[BEGIN AVAILABLE DATA]

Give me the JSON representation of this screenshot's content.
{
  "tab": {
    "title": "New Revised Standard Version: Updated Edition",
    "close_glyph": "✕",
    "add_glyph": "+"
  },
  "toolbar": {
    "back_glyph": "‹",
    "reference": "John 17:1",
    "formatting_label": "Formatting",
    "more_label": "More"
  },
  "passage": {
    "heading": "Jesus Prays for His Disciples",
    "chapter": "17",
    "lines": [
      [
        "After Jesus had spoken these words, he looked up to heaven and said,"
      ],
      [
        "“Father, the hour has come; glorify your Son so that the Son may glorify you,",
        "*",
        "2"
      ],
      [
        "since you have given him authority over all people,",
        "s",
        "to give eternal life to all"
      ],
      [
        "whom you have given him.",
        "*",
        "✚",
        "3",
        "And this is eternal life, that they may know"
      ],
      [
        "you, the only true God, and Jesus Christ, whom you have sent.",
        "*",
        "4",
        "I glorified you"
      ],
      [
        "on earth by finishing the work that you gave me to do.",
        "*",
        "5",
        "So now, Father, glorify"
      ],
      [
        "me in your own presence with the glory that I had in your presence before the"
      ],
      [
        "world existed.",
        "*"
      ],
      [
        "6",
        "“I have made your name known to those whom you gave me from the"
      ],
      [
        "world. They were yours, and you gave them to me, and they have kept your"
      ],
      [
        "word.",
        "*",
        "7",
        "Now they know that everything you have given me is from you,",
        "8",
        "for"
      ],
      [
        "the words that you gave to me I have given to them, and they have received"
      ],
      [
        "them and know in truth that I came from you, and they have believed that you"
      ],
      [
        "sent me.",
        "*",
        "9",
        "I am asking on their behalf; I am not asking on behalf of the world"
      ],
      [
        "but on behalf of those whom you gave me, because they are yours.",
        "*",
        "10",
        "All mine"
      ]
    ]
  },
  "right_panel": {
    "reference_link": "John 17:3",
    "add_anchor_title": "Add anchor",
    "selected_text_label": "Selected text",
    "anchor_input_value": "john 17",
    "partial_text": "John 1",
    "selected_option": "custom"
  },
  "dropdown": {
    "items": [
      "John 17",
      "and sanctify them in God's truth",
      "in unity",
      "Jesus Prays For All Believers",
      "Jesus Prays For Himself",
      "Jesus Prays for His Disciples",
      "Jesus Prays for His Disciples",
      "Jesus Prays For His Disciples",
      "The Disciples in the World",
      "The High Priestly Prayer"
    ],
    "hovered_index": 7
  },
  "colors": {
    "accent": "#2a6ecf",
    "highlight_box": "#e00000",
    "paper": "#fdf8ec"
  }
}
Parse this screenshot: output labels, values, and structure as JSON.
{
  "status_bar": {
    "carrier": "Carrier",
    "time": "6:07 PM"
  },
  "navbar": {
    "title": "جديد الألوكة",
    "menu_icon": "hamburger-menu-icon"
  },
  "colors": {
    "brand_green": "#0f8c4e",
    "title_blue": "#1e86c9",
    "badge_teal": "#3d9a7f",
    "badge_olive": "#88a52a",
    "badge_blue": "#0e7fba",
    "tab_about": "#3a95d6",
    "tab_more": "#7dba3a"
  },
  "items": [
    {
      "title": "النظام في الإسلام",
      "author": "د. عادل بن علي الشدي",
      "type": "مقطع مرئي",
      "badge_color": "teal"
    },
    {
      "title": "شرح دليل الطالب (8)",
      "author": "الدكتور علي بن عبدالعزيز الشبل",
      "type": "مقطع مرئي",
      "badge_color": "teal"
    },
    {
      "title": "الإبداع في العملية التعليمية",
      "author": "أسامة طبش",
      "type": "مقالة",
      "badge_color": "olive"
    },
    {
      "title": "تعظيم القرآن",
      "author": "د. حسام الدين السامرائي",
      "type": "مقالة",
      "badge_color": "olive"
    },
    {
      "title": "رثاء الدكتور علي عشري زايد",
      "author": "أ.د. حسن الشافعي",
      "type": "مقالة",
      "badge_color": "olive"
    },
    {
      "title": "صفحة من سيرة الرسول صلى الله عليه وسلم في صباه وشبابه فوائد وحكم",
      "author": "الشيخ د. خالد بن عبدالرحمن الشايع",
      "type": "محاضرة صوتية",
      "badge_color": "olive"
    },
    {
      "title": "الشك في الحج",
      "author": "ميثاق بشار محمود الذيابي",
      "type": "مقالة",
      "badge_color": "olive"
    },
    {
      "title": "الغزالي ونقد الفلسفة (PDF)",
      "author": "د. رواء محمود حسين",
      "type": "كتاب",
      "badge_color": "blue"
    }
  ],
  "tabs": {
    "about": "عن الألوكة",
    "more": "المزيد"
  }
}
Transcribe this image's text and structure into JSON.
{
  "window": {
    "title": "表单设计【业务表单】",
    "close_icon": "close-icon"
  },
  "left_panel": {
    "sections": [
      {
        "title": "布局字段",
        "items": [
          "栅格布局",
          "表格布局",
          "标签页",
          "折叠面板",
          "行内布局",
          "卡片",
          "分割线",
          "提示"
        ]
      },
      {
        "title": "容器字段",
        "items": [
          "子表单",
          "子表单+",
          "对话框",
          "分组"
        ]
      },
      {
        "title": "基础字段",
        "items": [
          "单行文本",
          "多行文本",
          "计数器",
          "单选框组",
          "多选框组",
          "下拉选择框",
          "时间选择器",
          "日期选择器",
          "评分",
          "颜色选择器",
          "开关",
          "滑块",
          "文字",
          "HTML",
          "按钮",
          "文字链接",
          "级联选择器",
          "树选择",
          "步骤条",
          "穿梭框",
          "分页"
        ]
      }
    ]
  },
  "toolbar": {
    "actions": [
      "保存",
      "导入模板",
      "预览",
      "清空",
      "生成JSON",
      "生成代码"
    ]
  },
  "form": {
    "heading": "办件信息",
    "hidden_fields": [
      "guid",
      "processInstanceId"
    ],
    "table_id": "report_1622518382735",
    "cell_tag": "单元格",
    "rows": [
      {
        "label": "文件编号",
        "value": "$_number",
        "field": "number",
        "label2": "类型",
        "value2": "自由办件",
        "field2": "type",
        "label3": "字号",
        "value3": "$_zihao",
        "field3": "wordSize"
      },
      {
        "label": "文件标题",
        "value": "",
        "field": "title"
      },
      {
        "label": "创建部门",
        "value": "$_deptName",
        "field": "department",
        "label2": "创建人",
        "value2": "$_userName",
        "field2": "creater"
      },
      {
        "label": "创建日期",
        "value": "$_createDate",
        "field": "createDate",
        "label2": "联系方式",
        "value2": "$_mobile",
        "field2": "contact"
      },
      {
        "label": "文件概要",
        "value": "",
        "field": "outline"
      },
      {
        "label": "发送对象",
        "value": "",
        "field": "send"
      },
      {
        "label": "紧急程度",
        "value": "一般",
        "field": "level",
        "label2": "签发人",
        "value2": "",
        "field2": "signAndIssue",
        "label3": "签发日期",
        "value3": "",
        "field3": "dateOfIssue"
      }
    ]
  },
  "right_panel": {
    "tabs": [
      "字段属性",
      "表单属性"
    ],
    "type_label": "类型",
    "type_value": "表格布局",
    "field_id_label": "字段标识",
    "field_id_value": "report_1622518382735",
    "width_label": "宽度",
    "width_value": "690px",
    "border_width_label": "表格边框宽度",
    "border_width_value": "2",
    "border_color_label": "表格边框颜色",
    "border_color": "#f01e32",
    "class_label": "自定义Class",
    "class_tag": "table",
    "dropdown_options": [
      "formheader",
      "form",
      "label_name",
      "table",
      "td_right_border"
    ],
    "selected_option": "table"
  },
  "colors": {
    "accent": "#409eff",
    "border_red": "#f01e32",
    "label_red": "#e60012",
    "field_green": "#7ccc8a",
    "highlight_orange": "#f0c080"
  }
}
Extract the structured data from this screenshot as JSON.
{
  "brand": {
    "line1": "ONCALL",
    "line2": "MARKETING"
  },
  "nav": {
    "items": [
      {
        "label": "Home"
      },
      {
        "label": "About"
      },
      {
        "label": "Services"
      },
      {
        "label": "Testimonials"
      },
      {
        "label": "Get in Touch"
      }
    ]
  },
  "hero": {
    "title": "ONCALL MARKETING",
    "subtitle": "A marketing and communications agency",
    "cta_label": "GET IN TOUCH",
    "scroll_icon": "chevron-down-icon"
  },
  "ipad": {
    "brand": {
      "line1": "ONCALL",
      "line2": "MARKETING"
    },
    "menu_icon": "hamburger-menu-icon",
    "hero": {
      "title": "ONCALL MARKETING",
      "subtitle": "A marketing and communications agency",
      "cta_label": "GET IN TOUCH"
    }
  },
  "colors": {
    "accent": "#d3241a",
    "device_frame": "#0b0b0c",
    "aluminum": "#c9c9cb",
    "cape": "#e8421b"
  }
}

[END AVAILABLE DATA]

▸ REQUEST:
Only a number is wanted: how many lines of the data above contain "they"?

▸ WRITTEN SOLUTION:
6